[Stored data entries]
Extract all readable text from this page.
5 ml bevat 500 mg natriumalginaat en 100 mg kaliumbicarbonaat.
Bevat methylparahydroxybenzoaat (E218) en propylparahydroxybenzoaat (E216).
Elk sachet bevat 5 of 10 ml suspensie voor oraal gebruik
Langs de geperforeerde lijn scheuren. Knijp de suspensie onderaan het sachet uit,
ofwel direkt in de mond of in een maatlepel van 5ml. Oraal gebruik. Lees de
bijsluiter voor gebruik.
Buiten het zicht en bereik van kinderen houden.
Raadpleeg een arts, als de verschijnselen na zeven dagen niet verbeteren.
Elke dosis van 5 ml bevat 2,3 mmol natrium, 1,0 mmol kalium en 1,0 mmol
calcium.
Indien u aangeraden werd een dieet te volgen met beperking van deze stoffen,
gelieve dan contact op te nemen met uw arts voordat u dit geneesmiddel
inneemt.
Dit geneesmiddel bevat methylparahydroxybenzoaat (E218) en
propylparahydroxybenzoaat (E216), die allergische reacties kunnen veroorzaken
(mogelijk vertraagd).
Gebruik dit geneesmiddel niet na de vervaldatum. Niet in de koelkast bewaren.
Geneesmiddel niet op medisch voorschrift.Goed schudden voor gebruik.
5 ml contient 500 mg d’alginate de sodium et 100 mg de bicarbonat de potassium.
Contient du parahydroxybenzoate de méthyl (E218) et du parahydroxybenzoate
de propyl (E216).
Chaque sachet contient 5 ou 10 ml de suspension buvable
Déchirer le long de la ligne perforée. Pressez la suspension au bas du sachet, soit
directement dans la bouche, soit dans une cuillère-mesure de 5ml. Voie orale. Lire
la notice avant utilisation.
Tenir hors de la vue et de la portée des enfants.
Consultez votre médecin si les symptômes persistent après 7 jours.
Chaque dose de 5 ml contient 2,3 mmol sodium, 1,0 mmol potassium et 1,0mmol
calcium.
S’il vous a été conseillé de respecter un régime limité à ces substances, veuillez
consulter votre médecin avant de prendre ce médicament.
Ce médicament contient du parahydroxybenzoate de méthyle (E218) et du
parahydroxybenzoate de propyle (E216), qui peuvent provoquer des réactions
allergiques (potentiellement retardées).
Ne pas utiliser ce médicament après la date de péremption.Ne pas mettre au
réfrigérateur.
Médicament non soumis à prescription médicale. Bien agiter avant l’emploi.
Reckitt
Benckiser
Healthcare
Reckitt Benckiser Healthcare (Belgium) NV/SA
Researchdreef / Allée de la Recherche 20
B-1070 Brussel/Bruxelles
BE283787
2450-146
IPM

==

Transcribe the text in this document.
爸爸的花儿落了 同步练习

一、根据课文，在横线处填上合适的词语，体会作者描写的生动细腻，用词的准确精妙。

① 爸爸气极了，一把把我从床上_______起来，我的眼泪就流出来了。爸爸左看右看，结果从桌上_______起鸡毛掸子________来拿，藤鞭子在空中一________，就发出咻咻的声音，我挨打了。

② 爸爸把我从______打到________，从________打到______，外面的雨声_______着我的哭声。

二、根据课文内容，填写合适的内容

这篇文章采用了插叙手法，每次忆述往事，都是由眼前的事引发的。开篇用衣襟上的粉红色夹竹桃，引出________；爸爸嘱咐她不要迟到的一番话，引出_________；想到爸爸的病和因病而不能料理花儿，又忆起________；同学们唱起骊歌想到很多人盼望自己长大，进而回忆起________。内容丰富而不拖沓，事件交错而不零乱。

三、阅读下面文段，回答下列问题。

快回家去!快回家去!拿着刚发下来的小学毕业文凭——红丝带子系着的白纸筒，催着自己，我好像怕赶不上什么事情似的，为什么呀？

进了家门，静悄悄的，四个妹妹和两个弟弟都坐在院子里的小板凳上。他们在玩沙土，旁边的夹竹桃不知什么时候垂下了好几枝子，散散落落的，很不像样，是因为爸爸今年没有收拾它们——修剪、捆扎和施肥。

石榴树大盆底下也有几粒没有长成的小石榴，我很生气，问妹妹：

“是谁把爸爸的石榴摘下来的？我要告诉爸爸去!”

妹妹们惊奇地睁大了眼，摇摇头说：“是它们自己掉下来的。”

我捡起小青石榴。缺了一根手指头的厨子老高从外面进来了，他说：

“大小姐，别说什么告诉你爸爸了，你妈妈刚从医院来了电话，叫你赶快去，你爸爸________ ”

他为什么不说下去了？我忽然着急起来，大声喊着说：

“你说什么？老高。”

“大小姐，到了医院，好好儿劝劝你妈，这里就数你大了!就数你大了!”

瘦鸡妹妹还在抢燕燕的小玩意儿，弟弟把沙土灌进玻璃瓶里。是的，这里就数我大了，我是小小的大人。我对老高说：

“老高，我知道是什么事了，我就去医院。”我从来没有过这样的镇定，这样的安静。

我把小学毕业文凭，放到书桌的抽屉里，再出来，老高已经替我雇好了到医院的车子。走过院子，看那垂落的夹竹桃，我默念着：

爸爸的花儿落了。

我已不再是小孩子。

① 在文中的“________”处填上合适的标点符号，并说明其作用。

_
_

* **Goal**
Look for the word "votre" and return every line where it occurs.

* **Result**
Consultez votre médecin si les symptômes persistent après 7 jours.
consulter votre médecin avant de prendre ce médicament.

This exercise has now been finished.